* _Challenge_
Omit all images. Transcribe the rest of the material below exactly.

— Begin Provided entries —

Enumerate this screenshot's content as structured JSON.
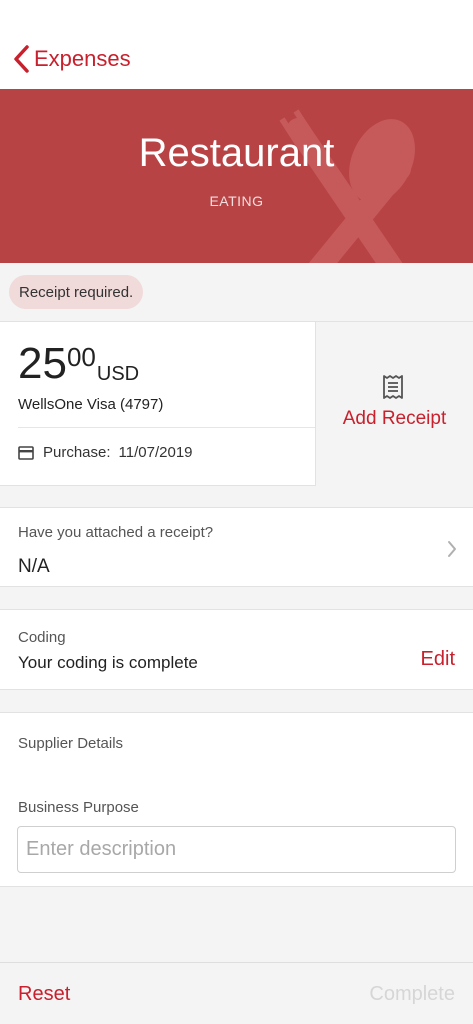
{
  "nav": {
    "back_label": "Expenses"
  },
  "header": {
    "title": "Restaurant",
    "category": "EATING"
  },
  "alert": {
    "text": "Receipt required."
  },
  "transaction": {
    "amount_int": "25",
    "amount_dec": "00",
    "currency": "USD",
    "card": "WellsOne Visa (4797)",
    "purchase_label": "Purchase:",
    "purchase_date": "11/07/2019"
  },
  "receipt": {
    "add_label": "Add Receipt"
  },
  "receipt_question": {
    "label": "Have you attached a receipt?",
    "value": "N/A"
  },
  "coding": {
    "label": "Coding",
    "status": "Your coding is complete",
    "edit_label": "Edit"
  },
  "supplier": {
    "label": "Supplier Details"
  },
  "purpose": {
    "label": "Business Purpose",
    "placeholder": "Enter description"
  },
  "footer": {
    "reset_label": "Reset",
    "complete_label": "Complete"
  },
  "colors": {
    "accent": "#c8202c",
    "header_bg": "#b74345"
  }
}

— End Provided entries —

* _Response to this exercise_
Enumerate this screenshot's content as structured JSON.
{
  "nav": {
    "back_label": "Expenses"
  },
  "header": {
    "title": "Restaurant",
    "category": "EATING"
  },
  "alert": {
    "text": "Receipt required."
  },
  "transaction": {
    "amount_int": "25",
    "amount_dec": "00",
    "currency": "USD",
    "card": "WellsOne Visa (4797)",
    "purchase_label": "Purchase:",
    "purchase_date": "11/07/2019"
  },
  "receipt": {
    "add_label": "Add Receipt"
  },
  "receipt_question": {
    "label": "Have you attached a receipt?",
    "value": "N/A"
  },
  "coding": {
    "label": "Coding",
    "status": "Your coding is complete",
    "edit_label": "Edit"
  },
  "supplier": {
    "label": "Supplier Details"
  },
  "purpose": {
    "label": "Business Purpose",
    "placeholder": "Enter description"
  },
  "footer": {
    "reset_label": "Reset",
    "complete_label": "Complete"
  },
  "colors": {
    "accent": "#c8202c",
    "header_bg": "#b74345"
  }
}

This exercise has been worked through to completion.